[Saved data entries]
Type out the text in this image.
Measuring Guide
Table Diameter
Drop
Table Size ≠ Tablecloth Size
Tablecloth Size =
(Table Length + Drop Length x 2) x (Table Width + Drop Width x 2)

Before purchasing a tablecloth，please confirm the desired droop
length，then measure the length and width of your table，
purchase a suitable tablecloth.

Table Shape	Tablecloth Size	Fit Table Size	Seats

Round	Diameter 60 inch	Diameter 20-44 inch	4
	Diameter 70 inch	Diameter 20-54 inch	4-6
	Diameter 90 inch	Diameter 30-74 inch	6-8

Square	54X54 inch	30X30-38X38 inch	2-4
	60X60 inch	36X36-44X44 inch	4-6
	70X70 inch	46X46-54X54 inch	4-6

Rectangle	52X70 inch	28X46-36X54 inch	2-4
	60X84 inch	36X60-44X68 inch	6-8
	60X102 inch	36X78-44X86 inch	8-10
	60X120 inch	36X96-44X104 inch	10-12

> [WHAT TO WORK ON] Which lines of the material contain the string "Diameter"? List each of them.

> [ANSWER TO THE TASK]
Table Diameter
Round	Diameter 60 inch	Diameter 20-44 inch	4
	Diameter 70 inch	Diameter 20-54 inch	4-6
	Diameter 90 inch	Diameter 30-74 inch	6-8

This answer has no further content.